Aufgabendetails
Gib bitte den Abschnitt vom Anfang der Datensätze bis einschließlich der Zeile mit „698, 651, 734]“ Zeichen für Zeichen wieder.

=== Datensätze zur Aufgabe ===

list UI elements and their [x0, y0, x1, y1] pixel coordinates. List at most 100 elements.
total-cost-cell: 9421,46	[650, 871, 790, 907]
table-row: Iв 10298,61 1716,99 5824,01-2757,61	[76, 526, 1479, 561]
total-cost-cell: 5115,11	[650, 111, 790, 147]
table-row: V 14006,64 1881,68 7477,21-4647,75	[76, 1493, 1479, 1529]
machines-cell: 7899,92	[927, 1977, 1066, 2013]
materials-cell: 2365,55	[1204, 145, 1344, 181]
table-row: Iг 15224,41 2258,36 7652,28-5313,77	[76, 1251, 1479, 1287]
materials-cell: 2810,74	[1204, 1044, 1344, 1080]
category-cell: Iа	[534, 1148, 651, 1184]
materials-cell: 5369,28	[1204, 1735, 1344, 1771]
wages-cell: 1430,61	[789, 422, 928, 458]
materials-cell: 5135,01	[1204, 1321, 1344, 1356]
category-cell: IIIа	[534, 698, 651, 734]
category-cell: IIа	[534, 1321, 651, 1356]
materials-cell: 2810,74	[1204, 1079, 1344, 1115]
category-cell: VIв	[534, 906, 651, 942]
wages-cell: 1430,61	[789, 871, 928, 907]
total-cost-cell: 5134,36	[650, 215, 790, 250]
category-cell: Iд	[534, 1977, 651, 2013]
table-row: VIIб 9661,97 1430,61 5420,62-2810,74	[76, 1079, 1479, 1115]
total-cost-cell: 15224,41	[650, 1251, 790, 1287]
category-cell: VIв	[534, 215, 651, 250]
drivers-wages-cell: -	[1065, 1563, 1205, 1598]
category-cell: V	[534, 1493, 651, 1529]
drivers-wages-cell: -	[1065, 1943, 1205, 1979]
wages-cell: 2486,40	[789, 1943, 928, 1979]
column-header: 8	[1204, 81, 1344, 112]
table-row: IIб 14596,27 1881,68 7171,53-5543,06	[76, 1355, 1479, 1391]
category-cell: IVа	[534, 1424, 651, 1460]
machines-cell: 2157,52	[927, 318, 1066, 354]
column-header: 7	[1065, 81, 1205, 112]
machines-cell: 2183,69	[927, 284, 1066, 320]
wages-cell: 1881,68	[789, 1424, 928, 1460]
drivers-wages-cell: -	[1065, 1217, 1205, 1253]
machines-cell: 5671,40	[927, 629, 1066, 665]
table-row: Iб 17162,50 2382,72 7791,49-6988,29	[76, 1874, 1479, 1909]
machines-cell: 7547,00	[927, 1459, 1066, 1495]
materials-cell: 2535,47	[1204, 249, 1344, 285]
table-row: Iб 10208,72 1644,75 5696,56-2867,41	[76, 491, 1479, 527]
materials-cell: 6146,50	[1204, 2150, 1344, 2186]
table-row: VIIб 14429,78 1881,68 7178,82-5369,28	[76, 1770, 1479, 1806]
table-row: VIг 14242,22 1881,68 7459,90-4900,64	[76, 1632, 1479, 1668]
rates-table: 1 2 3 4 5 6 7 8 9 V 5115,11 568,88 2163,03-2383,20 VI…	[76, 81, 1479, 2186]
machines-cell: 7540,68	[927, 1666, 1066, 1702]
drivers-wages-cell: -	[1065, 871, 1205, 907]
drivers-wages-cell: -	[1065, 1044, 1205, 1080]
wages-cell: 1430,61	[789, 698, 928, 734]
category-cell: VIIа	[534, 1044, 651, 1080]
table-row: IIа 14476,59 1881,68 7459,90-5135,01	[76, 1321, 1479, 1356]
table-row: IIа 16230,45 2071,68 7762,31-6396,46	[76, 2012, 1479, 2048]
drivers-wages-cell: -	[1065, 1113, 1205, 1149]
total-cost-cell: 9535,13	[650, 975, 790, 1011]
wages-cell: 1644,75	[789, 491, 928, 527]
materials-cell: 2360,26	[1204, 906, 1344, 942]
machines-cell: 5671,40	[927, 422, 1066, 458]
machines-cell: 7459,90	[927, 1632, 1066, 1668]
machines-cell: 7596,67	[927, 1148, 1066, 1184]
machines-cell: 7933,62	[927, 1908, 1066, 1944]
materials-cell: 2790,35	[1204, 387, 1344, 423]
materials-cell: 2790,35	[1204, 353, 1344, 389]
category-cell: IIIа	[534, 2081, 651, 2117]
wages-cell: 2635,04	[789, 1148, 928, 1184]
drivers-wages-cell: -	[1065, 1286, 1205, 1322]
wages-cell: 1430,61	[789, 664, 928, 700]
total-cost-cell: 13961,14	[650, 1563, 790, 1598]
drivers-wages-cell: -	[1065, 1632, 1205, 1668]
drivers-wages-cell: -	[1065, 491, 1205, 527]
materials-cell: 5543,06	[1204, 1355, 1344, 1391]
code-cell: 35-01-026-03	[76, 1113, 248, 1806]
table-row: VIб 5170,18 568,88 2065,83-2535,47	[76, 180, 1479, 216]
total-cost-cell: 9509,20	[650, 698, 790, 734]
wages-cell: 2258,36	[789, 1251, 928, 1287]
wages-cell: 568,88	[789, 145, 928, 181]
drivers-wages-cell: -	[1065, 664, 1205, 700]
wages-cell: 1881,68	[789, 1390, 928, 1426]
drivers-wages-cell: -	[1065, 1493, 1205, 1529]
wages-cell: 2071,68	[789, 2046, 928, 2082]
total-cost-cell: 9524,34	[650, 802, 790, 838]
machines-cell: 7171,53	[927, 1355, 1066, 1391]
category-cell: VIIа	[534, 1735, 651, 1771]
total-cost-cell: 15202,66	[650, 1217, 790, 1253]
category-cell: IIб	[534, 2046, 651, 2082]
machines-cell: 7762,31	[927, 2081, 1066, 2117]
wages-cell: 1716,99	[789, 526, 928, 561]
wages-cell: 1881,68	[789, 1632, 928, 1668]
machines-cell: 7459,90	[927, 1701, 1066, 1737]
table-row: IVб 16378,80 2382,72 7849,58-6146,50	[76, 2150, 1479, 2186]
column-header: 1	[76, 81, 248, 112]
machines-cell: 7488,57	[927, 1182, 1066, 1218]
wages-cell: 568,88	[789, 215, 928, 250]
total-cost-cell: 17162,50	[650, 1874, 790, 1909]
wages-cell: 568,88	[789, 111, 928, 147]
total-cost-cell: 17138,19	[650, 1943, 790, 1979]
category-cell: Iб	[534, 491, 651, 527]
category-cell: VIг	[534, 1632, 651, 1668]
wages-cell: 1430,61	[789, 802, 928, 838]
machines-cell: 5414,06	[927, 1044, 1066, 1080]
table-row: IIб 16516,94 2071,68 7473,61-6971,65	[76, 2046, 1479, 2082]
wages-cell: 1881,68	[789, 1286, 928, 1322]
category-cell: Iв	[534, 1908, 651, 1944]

===

Richtige Antwort
list UI elements and their [x0, y0, x1, y1] pixel coordinates. List at most 100 elements.
total-cost-cell: 9421,46	[650, 871, 790, 907]
table-row: Iв 10298,61 1716,99 5824,01-2757,61	[76, 526, 1479, 561]
total-cost-cell: 5115,11	[650, 111, 790, 147]
table-row: V 14006,64 1881,68 7477,21-4647,75	[76, 1493, 1479, 1529]
machines-cell: 7899,92	[927, 1977, 1066, 2013]
materials-cell: 2365,55	[1204, 145, 1344, 181]
table-row: Iг 15224,41 2258,36 7652,28-5313,77	[76, 1251, 1479, 1287]
materials-cell: 2810,74	[1204, 1044, 1344, 1080]
category-cell: Iа	[534, 1148, 651, 1184]
materials-cell: 5369,28	[1204, 1735, 1344, 1771]
wages-cell: 1430,61	[789, 422, 928, 458]
materials-cell: 5135,01	[1204, 1321, 1344, 1356]
category-cell: IIIа	[534, 698, 651, 734]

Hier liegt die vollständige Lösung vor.